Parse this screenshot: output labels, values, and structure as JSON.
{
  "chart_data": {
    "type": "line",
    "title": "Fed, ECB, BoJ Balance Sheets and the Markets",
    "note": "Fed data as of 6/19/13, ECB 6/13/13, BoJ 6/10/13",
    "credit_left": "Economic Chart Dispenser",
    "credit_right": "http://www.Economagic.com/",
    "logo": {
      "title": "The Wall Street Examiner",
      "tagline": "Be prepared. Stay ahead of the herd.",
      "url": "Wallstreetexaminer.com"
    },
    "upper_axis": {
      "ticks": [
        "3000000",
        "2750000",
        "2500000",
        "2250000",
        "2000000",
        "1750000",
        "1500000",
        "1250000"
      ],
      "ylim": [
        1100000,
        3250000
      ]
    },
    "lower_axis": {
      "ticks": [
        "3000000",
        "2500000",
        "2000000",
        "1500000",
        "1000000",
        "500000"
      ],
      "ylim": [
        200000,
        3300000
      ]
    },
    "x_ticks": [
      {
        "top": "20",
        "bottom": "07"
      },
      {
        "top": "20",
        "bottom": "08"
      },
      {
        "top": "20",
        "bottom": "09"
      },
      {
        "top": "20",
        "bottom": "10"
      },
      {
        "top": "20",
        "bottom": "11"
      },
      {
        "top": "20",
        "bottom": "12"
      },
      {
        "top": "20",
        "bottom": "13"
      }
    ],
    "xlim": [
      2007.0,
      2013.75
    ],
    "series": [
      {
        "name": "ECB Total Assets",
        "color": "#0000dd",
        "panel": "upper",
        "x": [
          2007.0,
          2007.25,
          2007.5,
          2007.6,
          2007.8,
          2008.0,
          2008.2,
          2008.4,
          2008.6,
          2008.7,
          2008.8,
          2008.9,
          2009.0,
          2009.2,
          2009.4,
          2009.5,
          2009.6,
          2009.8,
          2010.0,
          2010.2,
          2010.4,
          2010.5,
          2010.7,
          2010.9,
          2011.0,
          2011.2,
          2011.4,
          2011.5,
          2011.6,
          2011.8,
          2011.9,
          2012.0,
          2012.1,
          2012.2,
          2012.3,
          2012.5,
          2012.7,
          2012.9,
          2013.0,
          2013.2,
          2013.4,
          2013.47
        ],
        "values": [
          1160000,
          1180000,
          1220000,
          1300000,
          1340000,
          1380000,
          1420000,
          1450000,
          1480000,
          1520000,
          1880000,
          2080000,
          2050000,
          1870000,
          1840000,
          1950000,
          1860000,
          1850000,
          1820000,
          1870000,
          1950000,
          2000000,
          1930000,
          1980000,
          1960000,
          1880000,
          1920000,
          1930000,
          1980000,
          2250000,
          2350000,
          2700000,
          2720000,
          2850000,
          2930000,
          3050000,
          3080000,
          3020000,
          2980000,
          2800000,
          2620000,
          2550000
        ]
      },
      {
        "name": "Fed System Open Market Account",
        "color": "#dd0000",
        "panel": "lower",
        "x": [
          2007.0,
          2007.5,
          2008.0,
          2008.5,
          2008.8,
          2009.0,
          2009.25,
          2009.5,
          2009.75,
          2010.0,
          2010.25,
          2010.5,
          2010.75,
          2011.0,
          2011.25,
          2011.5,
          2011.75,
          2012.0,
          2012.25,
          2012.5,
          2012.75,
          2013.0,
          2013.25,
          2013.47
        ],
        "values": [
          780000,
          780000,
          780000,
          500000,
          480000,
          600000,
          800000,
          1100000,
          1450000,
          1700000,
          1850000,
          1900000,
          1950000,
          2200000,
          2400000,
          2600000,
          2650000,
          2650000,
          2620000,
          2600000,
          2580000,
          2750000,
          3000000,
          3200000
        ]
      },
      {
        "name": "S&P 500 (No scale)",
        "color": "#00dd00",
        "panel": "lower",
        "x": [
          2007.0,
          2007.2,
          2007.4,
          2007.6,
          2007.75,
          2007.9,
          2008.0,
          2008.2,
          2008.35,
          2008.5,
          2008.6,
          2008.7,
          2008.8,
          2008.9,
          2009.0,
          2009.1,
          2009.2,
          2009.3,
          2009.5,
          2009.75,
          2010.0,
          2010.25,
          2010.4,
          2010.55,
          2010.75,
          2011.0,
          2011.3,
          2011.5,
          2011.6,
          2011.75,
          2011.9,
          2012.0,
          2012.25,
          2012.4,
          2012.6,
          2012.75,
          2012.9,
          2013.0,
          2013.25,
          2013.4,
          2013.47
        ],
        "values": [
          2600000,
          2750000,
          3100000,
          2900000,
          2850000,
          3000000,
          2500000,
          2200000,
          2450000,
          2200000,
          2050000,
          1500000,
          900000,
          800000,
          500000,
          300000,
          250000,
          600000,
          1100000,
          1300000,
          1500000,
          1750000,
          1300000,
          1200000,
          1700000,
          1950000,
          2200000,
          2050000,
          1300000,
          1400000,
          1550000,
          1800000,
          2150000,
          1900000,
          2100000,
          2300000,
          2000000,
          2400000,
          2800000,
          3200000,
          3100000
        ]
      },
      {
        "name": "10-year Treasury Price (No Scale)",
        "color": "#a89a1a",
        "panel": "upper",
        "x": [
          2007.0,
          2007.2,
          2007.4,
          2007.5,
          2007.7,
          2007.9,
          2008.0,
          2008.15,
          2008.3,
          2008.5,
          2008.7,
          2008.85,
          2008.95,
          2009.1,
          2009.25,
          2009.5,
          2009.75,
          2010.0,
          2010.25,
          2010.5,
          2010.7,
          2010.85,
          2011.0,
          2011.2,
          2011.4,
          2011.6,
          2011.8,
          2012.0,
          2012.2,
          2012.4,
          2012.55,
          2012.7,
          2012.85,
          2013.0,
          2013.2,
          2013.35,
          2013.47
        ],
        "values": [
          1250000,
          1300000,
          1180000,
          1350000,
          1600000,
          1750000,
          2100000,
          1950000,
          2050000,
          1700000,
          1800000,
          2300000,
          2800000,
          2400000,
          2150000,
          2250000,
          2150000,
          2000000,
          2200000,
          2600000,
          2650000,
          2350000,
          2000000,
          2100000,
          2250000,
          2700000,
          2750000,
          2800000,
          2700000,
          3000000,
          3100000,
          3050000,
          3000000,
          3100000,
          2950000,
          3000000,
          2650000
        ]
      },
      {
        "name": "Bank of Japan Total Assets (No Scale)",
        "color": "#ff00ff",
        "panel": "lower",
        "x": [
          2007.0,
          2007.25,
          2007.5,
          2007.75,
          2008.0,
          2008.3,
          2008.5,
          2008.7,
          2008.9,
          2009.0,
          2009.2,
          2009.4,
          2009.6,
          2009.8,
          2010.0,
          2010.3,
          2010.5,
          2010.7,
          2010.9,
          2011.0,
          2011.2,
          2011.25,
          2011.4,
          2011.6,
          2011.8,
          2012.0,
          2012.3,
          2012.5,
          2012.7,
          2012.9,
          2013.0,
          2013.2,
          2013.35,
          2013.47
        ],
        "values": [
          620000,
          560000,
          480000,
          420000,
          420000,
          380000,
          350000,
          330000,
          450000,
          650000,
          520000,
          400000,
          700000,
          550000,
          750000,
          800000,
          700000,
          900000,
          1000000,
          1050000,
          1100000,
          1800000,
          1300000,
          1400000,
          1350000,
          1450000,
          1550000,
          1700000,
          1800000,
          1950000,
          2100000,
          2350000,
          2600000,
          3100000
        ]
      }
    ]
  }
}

● Job: Transcribe all lines as written.

● The reply:
Parse this screenshot: output labels, values, and structure as JSON.
{
  "chart_data": {
    "type": "line",
    "title": "Fed, ECB, BoJ Balance Sheets and the Markets",
    "note": "Fed data as of 6/19/13, ECB 6/13/13, BoJ 6/10/13",
    "credit_left": "Economic Chart Dispenser",
    "credit_right": "http://www.Economagic.com/",
    "logo": {
      "title": "The Wall Street Examiner",
      "tagline": "Be prepared. Stay ahead of the herd.",
      "url": "Wallstreetexaminer.com"
    },
    "upper_axis": {
      "ticks": [
        "3000000",
        "2750000",
        "2500000",
        "2250000",
        "2000000",
        "1750000",
        "1500000",
        "1250000"
      ],
      "ylim": [
        1100000,
        3250000
      ]
    },
    "lower_axis": {
      "ticks": [
        "3000000",
        "2500000",
        "2000000",
        "1500000",
        "1000000",
        "500000"
      ],
      "ylim": [
        200000,
        3300000
      ]
    },
    "x_ticks": [
      {
        "top": "20",
        "bottom": "07"
      },
      {
        "top": "20",
        "bottom": "08"
      },
      {
        "top": "20",
        "bottom": "09"
      },
      {
        "top": "20",
        "bottom": "10"
      },
      {
        "top": "20",
        "bottom": "11"
      },
      {
        "top": "20",
        "bottom": "12"
      },
      {
        "top": "20",
        "bottom": "13"
      }
    ],
    "xlim": [
      2007.0,
      2013.75
    ],
    "series": [
      {
        "name": "ECB Total Assets",
        "color": "#0000dd",
        "panel": "upper",
        "x": [
          2007.0,
          2007.25,
          2007.5,
          2007.6,
          2007.8,
          2008.0,
          2008.2,
          2008.4,
          2008.6,
          2008.7,
          2008.8,
          2008.9,
          2009.0,
          2009.2,
          2009.4,
          2009.5,
          2009.6,
          2009.8,
          2010.0,
          2010.2,
          2010.4,
          2010.5,
          2010.7,
          2010.9,
          2011.0,
          2011.2,
          2011.4,
          2011.5,
          2011.6,
          2011.8,
          2011.9,
          2012.0,
          2012.1,
          2012.2,
          2012.3,
          2012.5,
          2012.7,
          2012.9,
          2013.0,
          2013.2,
          2013.4,
          2013.47
        ],
        "values": [
          1160000,
          1180000,
          1220000,
          1300000,
          1340000,
          1380000,
          1420000,
          1450000,
          1480000,
          1520000,
          1880000,
          2080000,
          2050000,
          1870000,
          1840000,
          1950000,
          1860000,
          1850000,
          1820000,
          1870000,
          1950000,
          2000000,
          1930000,
          1980000,
          1960000,
          1880000,
          1920000,
          1930000,
          1980000,
          2250000,
          2350000,
          2700000,
          2720000,
          2850000,
          2930000,
          3050000,
          3080000,
          3020000,
          2980000,
          2800000,
          2620000,
          2550000
        ]
      },
      {
        "name": "Fed System Open Market Account",
        "color": "#dd0000",
        "panel": "lower",
        "x": [
          2007.0,
          2007.5,
          2008.0,
          2008.5,
          2008.8,
          2009.0,
          2009.25,
          2009.5,
          2009.75,
          2010.0,
          2010.25,
          2010.5,
          2010.75,
          2011.0,
          2011.25,
          2011.5,
          2011.75,
          2012.0,
          2012.25,
          2012.5,
          2012.75,
          2013.0,
          2013.25,
          2013.47
        ],
        "values": [
          780000,
          780000,
          780000,
          500000,
          480000,
          600000,
          800000,
          1100000,
          1450000,
          1700000,
          1850000,
          1900000,
          1950000,
          2200000,
          2400000,
          2600000,
          2650000,
          2650000,
          2620000,
          2600000,
          2580000,
          2750000,
          3000000,
          3200000
        ]
      },
      {
        "name": "S&P 500 (No scale)",
        "color": "#00dd00",
        "panel": "lower",
        "x": [
          2007.0,
          2007.2,
          2007.4,
          2007.6,
          2007.75,
          2007.9,
          2008.0,
          2008.2,
          2008.35,
          2008.5,
          2008.6,
          2008.7,
          2008.8,
          2008.9,
          2009.0,
          2009.1,
          2009.2,
          2009.3,
          2009.5,
          2009.75,
          2010.0,
          2010.25,
          2010.4,
          2010.55,
          2010.75,
          2011.0,
          2011.3,
          2011.5,
          2011.6,
          2011.75,
          2011.9,
          2012.0,
          2012.25,
          2012.4,
          2012.6,
          2012.75,
          2012.9,
          2013.0,
          2013.25,
          2013.4,
          2013.47
        ],
        "values": [
          2600000,
          2750000,
          3100000,
          2900000,
          2850000,
          3000000,
          2500000,
          2200000,
          2450000,
          2200000,
          2050000,
          1500000,
          900000,
          800000,
          500000,
          300000,
          250000,
          600000,
          1100000,
          1300000,
          1500000,
          1750000,
          1300000,
          1200000,
          1700000,
          1950000,
          2200000,
          2050000,
          1300000,
          1400000,
          1550000,
          1800000,
          2150000,
          1900000,
          2100000,
          2300000,
          2000000,
          2400000,
          2800000,
          3200000,
          3100000
        ]
      },
      {
        "name": "10-year Treasury Price (No Scale)",
        "color": "#a89a1a",
        "panel": "upper",
        "x": [
          2007.0,
          2007.2,
          2007.4,
          2007.5,
          2007.7,
          2007.9,
          2008.0,
          2008.15,
          2008.3,
          2008.5,
          2008.7,
          2008.85,
          2008.95,
          2009.1,
          2009.25,
          2009.5,
          2009.75,
          2010.0,
          2010.25,
          2010.5,
          2010.7,
          2010.85,
          2011.0,
          2011.2,
          2011.4,
          2011.6,
          2011.8,
          2012.0,
          2012.2,
          2012.4,
          2012.55,
          2012.7,
          2012.85,
          2013.0,
          2013.2,
          2013.35,
          2013.47
        ],
        "values": [
          1250000,
          1300000,
          1180000,
          1350000,
          1600000,
          1750000,
          2100000,
          1950000,
          2050000,
          1700000,
          1800000,
          2300000,
          2800000,
          2400000,
          2150000,
          2250000,
          2150000,
          2000000,
          2200000,
          2600000,
          2650000,
          2350000,
          2000000,
          2100000,
          2250000,
          2700000,
          2750000,
          2800000,
          2700000,
          3000000,
          3100000,
          3050000,
          3000000,
          3100000,
          2950000,
          3000000,
          2650000
        ]
      },
      {
        "name": "Bank of Japan Total Assets (No Scale)",
        "color": "#ff00ff",
        "panel": "lower",
        "x": [
          2007.0,
          2007.25,
          2007.5,
          2007.75,
          2008.0,
          2008.3,
          2008.5,
          2008.7,
          2008.9,
          2009.0,
          2009.2,
          2009.4,
          2009.6,
          2009.8,
          2010.0,
          2010.3,
          2010.5,
          2010.7,
          2010.9,
          2011.0,
          2011.2,
          2011.25,
          2011.4,
          2011.6,
          2011.8,
          2012.0,
          2012.3,
          2012.5,
          2012.7,
          2012.9,
          2013.0,
          2013.2,
          2013.35,
          2013.47
        ],
        "values": [
          620000,
          560000,
          480000,
          420000,
          420000,
          380000,
          350000,
          330000,
          450000,
          650000,
          520000,
          400000,
          700000,
          550000,
          750000,
          800000,
          700000,
          900000,
          1000000,
          1050000,
          1100000,
          1800000,
          1300000,
          1400000,
          1350000,
          1450000,
          1550000,
          1700000,
          1800000,
          1950000,
          2100000,
          2350000,
          2600000,
          3100000
        ]
      }
    ]
  }
}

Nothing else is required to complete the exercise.